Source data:
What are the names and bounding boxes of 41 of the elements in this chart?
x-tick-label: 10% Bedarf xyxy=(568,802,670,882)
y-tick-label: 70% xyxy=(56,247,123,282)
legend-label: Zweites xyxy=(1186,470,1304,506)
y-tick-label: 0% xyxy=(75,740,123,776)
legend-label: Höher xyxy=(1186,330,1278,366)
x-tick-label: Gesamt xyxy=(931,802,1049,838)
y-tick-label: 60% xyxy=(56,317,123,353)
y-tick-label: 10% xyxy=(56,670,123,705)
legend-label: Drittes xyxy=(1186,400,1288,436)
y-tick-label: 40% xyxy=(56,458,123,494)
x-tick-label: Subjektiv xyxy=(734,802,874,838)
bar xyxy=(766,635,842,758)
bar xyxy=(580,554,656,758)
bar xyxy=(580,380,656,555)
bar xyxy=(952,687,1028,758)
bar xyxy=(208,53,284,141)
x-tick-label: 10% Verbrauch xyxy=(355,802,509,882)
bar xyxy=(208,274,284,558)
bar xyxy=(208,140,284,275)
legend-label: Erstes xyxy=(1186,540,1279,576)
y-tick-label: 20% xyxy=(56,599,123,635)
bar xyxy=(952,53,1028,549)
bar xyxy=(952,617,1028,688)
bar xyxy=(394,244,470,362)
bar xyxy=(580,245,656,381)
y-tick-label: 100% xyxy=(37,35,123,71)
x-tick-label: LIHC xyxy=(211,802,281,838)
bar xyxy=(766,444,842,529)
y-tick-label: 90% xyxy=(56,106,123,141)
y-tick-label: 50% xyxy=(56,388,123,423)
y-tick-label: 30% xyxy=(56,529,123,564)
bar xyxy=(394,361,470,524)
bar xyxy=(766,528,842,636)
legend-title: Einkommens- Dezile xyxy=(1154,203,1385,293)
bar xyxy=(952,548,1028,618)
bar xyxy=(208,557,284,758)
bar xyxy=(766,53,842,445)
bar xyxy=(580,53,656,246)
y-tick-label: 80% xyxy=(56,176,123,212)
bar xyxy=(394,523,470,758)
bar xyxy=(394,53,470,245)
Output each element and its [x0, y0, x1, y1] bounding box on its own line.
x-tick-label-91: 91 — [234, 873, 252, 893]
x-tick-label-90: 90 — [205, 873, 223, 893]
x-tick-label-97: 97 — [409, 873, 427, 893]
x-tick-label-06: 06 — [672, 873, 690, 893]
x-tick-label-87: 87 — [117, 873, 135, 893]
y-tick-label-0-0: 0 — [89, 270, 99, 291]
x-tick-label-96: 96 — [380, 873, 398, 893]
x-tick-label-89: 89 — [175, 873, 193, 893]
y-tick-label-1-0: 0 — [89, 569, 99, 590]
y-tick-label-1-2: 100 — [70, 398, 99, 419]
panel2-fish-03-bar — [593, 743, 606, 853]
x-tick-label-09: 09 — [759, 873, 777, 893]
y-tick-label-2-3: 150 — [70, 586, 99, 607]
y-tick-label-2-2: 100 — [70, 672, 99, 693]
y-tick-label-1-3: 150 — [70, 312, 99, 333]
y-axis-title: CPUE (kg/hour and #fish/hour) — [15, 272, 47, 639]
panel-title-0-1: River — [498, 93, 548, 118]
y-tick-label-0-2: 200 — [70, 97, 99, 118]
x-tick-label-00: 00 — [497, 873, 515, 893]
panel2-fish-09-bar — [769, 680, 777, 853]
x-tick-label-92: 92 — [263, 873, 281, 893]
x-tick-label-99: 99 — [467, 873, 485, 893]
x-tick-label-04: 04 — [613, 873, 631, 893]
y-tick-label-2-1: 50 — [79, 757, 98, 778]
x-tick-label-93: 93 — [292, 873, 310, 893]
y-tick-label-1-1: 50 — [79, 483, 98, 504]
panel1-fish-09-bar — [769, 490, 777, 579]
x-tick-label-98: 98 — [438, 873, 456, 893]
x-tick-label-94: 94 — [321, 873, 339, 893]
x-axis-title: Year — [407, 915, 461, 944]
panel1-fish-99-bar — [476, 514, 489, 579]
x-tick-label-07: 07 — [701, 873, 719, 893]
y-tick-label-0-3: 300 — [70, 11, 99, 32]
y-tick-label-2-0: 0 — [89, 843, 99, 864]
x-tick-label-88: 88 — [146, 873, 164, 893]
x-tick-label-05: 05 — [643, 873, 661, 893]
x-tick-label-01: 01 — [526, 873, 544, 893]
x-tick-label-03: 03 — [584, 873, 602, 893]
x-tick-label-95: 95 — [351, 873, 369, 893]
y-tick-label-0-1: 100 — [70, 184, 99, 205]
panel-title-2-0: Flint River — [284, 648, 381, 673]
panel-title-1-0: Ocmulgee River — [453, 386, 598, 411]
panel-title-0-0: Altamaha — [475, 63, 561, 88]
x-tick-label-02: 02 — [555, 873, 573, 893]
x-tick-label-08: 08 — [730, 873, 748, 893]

WHAT YOU WILL DO:
Reproduce every line of the records above, keeping each one unchanged.

TASK OUTPUT:
What are the names and bounding boxes of 41 of the elements in this chart?
x-tick-label: 10% Bedarf xyxy=(568,802,670,882)
y-tick-label: 70% xyxy=(56,247,123,282)
legend-label: Zweites xyxy=(1186,470,1304,506)
y-tick-label: 0% xyxy=(75,740,123,776)
legend-label: Höher xyxy=(1186,330,1278,366)
x-tick-label: Gesamt xyxy=(931,802,1049,838)
y-tick-label: 60% xyxy=(56,317,123,353)
y-tick-label: 10% xyxy=(56,670,123,705)
legend-label: Drittes xyxy=(1186,400,1288,436)
y-tick-label: 40% xyxy=(56,458,123,494)
x-tick-label: Subjektiv xyxy=(734,802,874,838)
bar xyxy=(766,635,842,758)
bar xyxy=(580,554,656,758)
bar xyxy=(580,380,656,555)
bar xyxy=(952,687,1028,758)
bar xyxy=(208,53,284,141)
x-tick-label: 10% Verbrauch xyxy=(355,802,509,882)
bar xyxy=(208,274,284,558)
bar xyxy=(208,140,284,275)
legend-label: Erstes xyxy=(1186,540,1279,576)
y-tick-label: 20% xyxy=(56,599,123,635)
bar xyxy=(952,53,1028,549)
bar xyxy=(952,617,1028,688)
bar xyxy=(394,244,470,362)
bar xyxy=(580,245,656,381)
y-tick-label: 100% xyxy=(37,35,123,71)
x-tick-label: LIHC xyxy=(211,802,281,838)
bar xyxy=(766,444,842,529)
y-tick-label: 90% xyxy=(56,106,123,141)
y-tick-label: 50% xyxy=(56,388,123,423)
y-tick-label: 30% xyxy=(56,529,123,564)
bar xyxy=(394,361,470,524)
bar xyxy=(766,528,842,636)
legend-title: Einkommens- Dezile xyxy=(1154,203,1385,293)
bar xyxy=(952,548,1028,618)
bar xyxy=(208,557,284,758)
bar xyxy=(766,53,842,445)
bar xyxy=(580,53,656,246)
y-tick-label: 80% xyxy=(56,176,123,212)
bar xyxy=(394,523,470,758)
bar xyxy=(394,53,470,245)
Output each element and its [x0, y0, x1, y1] bounding box on its own line.
x-tick-label-91: 91 — [234, 873, 252, 893]
x-tick-label-90: 90 — [205, 873, 223, 893]
x-tick-label-97: 97 — [409, 873, 427, 893]
x-tick-label-06: 06 — [672, 873, 690, 893]
x-tick-label-87: 87 — [117, 873, 135, 893]
y-tick-label-0-0: 0 — [89, 270, 99, 291]
x-tick-label-96: 96 — [380, 873, 398, 893]
x-tick-label-89: 89 — [175, 873, 193, 893]
y-tick-label-1-0: 0 — [89, 569, 99, 590]
y-tick-label-1-2: 100 — [70, 398, 99, 419]
panel2-fish-03-bar — [593, 743, 606, 853]
x-tick-label-09: 09 — [759, 873, 777, 893]
y-tick-label-2-3: 150 — [70, 586, 99, 607]
y-tick-label-2-2: 100 — [70, 672, 99, 693]
y-tick-label-1-3: 150 — [70, 312, 99, 333]
y-axis-title: CPUE (kg/hour and #fish/hour) — [15, 272, 47, 639]
panel-title-0-1: River — [498, 93, 548, 118]
y-tick-label-0-2: 200 — [70, 97, 99, 118]
x-tick-label-00: 00 — [497, 873, 515, 893]
panel2-fish-09-bar — [769, 680, 777, 853]
x-tick-label-92: 92 — [263, 873, 281, 893]
x-tick-label-99: 99 — [467, 873, 485, 893]
x-tick-label-04: 04 — [613, 873, 631, 893]
y-tick-label-2-1: 50 — [79, 757, 98, 778]
x-tick-label-93: 93 — [292, 873, 310, 893]
y-tick-label-1-1: 50 — [79, 483, 98, 504]
panel1-fish-09-bar — [769, 490, 777, 579]
x-tick-label-98: 98 — [438, 873, 456, 893]
x-tick-label-94: 94 — [321, 873, 339, 893]
x-axis-title: Year — [407, 915, 461, 944]
panel1-fish-99-bar — [476, 514, 489, 579]
x-tick-label-07: 07 — [701, 873, 719, 893]
y-tick-label-0-3: 300 — [70, 11, 99, 32]
y-tick-label-2-0: 0 — [89, 843, 99, 864]
x-tick-label-88: 88 — [146, 873, 164, 893]
x-tick-label-05: 05 — [643, 873, 661, 893]
x-tick-label-01: 01 — [526, 873, 544, 893]
x-tick-label-03: 03 — [584, 873, 602, 893]
x-tick-label-95: 95 — [351, 873, 369, 893]
y-tick-label-0-1: 100 — [70, 184, 99, 205]
panel-title-2-0: Flint River — [284, 648, 381, 673]
panel-title-1-0: Ocmulgee River — [453, 386, 598, 411]
panel-title-0-0: Altamaha — [475, 63, 561, 88]
x-tick-label-02: 02 — [555, 873, 573, 893]
x-tick-label-08: 08 — [730, 873, 748, 893]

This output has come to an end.